▸ Collection entries
** START **

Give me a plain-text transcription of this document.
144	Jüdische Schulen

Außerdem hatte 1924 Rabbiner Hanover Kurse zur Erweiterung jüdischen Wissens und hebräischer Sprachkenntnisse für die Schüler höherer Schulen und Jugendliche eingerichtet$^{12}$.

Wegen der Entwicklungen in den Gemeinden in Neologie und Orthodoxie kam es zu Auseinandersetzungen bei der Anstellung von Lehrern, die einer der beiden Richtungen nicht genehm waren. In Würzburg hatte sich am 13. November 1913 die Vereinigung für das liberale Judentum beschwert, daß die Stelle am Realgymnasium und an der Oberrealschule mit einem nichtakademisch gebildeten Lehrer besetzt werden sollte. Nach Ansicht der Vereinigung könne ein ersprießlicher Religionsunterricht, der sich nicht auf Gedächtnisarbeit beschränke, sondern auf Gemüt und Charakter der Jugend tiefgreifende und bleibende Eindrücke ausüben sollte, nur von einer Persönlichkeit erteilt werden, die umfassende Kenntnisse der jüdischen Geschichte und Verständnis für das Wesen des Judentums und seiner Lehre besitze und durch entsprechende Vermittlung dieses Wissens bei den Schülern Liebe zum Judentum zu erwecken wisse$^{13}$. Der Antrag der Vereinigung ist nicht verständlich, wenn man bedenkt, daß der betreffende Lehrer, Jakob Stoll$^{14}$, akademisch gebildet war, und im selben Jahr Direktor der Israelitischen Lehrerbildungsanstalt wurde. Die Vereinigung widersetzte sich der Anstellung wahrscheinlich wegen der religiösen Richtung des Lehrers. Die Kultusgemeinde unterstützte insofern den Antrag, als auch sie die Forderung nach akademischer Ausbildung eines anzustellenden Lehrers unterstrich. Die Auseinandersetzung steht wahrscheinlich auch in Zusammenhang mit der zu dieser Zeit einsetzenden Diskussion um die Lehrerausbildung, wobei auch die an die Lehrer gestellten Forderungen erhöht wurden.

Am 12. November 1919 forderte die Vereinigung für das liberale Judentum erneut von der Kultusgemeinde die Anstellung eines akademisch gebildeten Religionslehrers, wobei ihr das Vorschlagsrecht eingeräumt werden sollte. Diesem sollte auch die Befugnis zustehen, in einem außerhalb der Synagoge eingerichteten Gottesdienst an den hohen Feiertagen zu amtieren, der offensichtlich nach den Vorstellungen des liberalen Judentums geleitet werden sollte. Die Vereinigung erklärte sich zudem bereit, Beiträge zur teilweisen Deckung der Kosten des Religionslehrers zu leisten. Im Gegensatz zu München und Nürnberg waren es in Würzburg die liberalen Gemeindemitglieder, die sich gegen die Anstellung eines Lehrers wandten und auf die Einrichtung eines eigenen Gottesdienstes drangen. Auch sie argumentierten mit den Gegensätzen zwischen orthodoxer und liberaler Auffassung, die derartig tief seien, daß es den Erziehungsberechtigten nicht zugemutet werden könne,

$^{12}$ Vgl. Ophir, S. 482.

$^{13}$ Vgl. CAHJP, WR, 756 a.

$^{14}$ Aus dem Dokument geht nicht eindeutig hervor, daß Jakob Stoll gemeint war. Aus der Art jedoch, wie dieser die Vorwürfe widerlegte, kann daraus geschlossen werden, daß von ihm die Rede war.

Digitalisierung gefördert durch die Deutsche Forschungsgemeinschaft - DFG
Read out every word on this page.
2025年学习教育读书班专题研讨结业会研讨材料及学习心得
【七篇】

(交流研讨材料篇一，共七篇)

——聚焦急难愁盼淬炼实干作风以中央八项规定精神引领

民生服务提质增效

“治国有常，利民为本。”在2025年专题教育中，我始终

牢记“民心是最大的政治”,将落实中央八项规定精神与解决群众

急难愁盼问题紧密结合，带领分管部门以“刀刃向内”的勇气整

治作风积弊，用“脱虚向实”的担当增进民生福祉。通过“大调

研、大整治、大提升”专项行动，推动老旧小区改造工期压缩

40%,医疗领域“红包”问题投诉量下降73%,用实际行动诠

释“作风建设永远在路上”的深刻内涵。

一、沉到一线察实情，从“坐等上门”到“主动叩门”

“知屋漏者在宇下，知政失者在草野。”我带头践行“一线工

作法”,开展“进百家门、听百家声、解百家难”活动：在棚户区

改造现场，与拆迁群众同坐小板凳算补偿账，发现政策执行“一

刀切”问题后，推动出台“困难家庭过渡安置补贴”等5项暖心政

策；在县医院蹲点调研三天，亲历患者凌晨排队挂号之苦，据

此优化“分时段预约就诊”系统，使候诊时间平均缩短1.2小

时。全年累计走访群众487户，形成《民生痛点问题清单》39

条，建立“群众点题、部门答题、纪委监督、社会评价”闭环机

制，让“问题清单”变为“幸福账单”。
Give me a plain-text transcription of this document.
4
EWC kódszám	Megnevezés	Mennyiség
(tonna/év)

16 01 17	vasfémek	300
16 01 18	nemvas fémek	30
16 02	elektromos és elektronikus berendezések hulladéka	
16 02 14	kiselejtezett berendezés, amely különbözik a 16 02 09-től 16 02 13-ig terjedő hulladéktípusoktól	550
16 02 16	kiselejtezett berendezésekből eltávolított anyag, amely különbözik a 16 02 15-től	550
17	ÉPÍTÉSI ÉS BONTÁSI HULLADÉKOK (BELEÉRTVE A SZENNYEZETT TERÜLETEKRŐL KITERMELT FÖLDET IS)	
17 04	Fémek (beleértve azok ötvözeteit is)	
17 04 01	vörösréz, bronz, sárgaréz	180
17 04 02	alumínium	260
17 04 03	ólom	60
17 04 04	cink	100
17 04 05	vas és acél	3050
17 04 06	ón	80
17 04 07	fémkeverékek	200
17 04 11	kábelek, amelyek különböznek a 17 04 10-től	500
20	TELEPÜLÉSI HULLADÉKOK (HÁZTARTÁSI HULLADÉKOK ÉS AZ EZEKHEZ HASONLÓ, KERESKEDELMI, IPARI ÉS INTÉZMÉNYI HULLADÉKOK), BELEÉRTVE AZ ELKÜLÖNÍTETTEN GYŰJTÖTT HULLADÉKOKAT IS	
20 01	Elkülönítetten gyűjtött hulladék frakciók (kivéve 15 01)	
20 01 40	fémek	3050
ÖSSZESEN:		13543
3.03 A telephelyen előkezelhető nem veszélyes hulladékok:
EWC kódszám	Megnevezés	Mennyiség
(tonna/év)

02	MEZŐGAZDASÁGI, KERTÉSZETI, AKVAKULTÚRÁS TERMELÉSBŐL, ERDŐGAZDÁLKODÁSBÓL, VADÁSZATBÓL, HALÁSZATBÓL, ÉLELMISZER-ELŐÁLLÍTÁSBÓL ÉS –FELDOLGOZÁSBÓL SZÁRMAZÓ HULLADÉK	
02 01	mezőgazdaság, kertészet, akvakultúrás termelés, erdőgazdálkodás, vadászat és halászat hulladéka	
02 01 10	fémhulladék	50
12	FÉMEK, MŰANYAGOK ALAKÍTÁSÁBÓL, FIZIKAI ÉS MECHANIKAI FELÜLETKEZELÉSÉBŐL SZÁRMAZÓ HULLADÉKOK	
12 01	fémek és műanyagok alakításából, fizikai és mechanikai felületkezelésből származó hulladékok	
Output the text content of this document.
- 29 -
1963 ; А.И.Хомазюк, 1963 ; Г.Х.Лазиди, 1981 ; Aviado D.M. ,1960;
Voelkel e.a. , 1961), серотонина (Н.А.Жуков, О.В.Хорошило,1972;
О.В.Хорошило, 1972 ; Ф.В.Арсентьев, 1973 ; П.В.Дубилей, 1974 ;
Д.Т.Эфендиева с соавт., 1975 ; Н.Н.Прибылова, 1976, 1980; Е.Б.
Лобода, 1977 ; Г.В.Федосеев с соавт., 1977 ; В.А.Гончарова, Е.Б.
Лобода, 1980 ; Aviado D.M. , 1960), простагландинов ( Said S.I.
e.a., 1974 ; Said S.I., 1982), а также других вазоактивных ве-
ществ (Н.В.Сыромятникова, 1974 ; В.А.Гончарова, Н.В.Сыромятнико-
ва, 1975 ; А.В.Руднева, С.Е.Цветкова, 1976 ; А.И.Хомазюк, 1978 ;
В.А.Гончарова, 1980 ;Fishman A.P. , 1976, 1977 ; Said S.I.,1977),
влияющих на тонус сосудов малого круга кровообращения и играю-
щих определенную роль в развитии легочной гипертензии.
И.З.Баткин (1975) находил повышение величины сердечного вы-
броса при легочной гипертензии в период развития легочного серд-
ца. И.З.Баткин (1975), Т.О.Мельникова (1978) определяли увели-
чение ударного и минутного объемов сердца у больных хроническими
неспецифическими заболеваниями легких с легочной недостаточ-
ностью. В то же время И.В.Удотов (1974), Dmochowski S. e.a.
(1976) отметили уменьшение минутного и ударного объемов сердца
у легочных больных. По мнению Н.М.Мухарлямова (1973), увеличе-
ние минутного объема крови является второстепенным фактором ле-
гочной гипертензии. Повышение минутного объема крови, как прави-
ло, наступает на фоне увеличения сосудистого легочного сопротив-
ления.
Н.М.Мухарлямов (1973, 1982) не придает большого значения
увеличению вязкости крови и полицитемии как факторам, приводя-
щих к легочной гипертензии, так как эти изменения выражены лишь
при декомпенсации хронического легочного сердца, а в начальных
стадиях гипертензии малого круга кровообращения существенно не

** END **

▸ Problem description
Find the string "Aviado" in the listing and return every line that holds it.

▸ Task result
1963 ; А.И.Хомазюк, 1963 ; Г.Х.Лазиди, 1981 ; Aviado D.M. ,1960;
Лобода, 1980 ; Aviado D.M. , 1960), простагландинов ( Said S.I.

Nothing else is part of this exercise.